'''

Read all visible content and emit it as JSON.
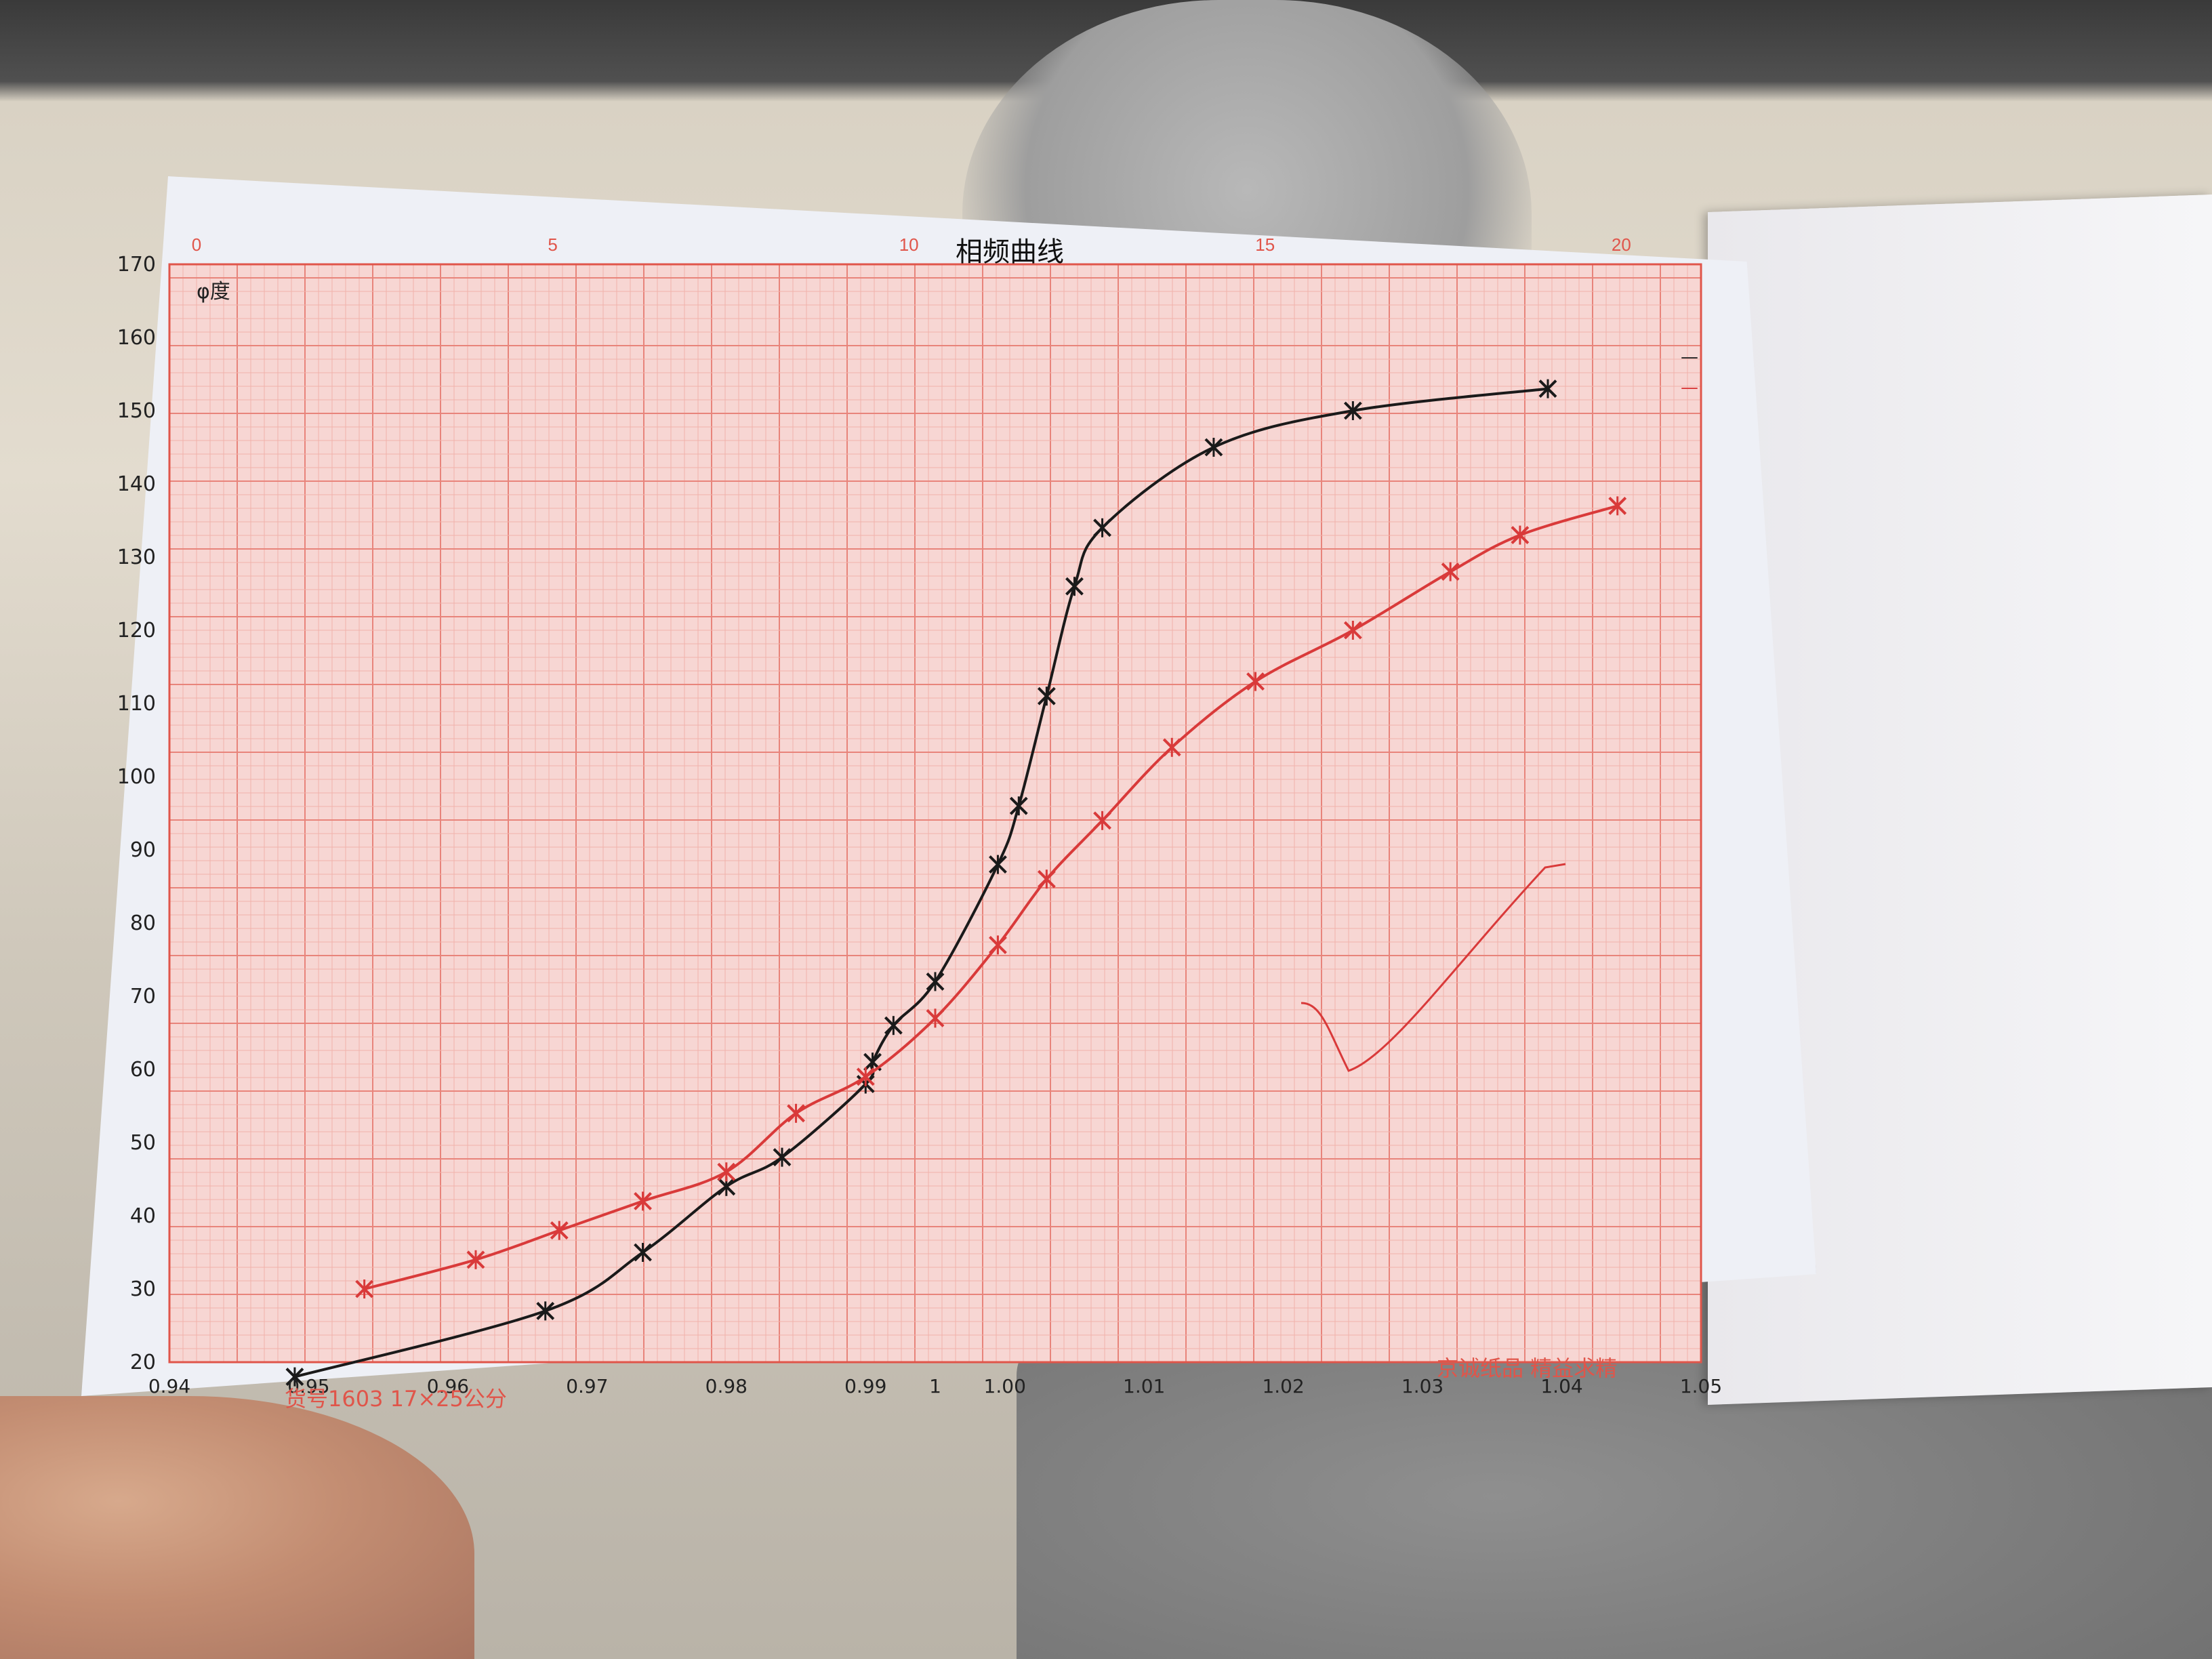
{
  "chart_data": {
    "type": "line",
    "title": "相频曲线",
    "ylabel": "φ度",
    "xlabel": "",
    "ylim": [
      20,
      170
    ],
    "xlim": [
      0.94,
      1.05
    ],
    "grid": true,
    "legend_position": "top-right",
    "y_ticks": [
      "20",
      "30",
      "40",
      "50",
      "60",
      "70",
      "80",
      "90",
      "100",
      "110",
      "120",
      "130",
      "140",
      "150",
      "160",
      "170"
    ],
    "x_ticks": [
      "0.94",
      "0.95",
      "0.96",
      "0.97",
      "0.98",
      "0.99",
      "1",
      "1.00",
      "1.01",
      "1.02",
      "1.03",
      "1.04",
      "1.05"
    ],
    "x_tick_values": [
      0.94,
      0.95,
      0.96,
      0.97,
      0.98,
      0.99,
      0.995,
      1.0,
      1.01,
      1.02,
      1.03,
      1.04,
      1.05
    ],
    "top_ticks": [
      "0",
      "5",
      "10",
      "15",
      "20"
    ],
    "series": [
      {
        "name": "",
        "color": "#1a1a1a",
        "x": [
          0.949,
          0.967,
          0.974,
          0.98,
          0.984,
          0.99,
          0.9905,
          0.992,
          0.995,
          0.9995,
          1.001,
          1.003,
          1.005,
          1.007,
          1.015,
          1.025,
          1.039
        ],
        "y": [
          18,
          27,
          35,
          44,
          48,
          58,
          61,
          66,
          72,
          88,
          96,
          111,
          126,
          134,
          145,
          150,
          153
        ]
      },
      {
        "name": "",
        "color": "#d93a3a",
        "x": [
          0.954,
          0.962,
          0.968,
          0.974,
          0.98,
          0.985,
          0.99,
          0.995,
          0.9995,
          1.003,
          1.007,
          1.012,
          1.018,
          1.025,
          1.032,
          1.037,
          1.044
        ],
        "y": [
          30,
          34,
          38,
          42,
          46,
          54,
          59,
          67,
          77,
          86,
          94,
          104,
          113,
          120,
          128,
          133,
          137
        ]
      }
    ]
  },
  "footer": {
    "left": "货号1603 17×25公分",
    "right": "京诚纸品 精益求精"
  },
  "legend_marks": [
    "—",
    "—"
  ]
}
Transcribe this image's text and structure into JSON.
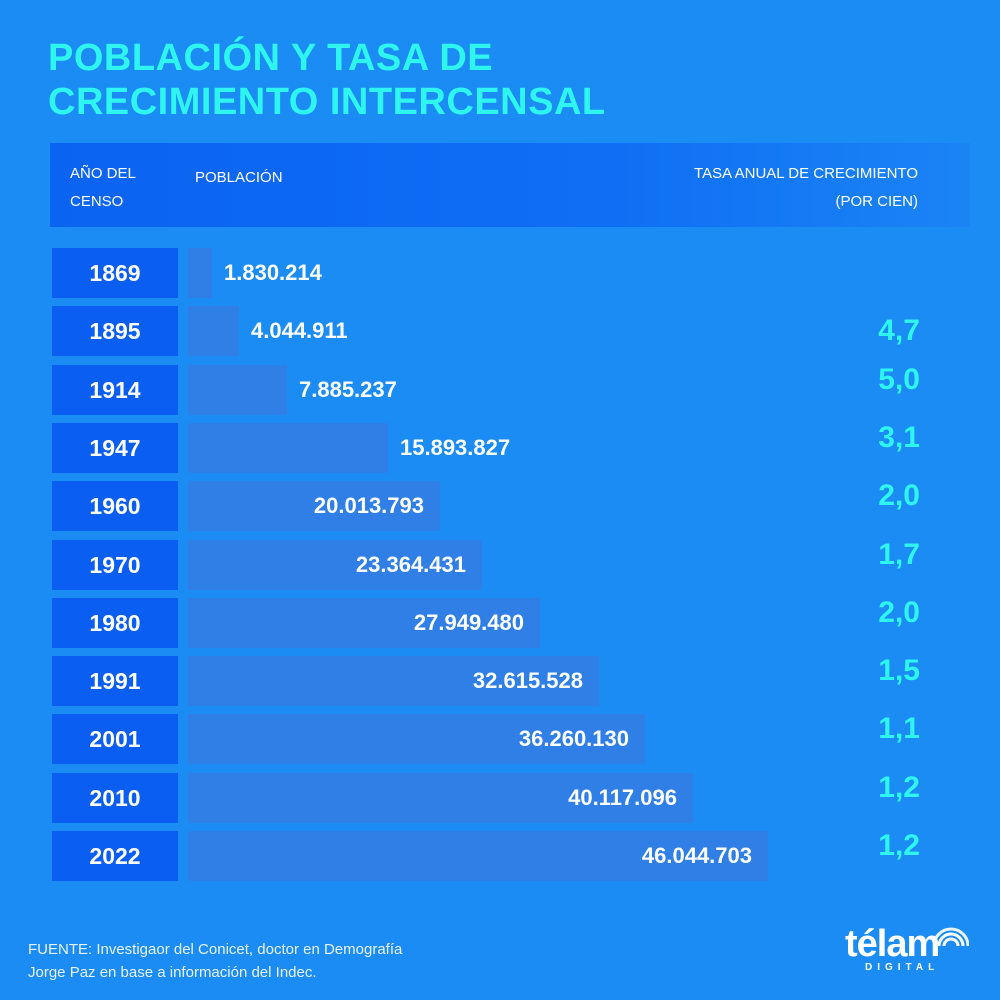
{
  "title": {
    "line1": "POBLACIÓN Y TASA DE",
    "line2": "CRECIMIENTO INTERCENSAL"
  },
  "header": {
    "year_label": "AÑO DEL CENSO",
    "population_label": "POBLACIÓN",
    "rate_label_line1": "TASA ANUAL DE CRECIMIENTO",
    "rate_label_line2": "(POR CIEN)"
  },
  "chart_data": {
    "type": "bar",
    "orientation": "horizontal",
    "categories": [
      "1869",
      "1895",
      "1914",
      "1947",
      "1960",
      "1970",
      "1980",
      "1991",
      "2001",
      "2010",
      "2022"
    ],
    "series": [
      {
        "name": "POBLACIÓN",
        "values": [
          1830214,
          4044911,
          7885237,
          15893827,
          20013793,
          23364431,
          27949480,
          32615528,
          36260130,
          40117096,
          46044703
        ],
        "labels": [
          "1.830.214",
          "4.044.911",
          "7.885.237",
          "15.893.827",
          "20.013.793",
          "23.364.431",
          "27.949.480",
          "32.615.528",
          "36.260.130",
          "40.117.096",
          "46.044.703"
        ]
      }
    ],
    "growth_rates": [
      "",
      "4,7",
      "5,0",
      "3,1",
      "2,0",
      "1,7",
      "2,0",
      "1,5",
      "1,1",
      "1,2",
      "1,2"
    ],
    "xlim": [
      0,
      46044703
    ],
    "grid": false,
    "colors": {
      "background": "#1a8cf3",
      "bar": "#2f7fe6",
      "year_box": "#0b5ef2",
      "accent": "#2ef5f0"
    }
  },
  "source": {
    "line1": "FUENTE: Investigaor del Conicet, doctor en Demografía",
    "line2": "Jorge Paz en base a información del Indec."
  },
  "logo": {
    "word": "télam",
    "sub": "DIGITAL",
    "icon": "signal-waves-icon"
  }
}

'''

### THE TASK:
Copy every line above in which the string "right" shows up.

### ANSWER TO THIS EXERCISE:
    "legend_position": "top-right",
    "right": "京诚纸品 精益求精"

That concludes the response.